#### [Written problem]
Copy every line that holds "xlabel".

======

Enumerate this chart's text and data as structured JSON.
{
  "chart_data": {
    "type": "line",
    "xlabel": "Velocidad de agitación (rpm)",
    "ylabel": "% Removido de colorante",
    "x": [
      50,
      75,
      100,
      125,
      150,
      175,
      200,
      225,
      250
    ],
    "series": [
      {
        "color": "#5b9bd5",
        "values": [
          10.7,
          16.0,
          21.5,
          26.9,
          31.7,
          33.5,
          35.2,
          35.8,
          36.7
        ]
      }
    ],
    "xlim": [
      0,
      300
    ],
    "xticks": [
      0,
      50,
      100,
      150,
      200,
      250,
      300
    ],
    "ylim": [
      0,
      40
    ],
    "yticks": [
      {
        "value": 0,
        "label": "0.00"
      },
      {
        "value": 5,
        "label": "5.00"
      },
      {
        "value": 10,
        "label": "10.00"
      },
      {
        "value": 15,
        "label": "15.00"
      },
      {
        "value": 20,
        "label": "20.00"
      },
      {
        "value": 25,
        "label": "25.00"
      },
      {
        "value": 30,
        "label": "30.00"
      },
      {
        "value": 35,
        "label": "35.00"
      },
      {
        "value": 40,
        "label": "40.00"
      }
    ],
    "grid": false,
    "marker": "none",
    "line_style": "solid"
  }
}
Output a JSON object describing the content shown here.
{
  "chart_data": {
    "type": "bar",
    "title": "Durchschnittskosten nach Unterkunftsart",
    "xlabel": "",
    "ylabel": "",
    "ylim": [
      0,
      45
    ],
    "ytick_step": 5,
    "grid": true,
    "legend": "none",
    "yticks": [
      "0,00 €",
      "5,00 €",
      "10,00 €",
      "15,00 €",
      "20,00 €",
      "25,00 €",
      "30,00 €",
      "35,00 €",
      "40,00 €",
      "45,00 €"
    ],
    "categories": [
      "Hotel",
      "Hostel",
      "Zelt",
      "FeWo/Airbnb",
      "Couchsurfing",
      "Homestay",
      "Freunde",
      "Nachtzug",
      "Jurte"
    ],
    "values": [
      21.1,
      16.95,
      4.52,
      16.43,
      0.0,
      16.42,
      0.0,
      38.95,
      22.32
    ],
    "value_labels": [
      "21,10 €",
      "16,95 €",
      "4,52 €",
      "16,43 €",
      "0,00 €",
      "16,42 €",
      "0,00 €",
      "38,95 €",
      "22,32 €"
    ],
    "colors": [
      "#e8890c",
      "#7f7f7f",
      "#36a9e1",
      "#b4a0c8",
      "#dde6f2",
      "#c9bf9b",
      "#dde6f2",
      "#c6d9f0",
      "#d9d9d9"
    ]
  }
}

======

#### [Solution for this exercise]
    "xlabel": "Velocidad de agitación (rpm)",
    "xlabel": "",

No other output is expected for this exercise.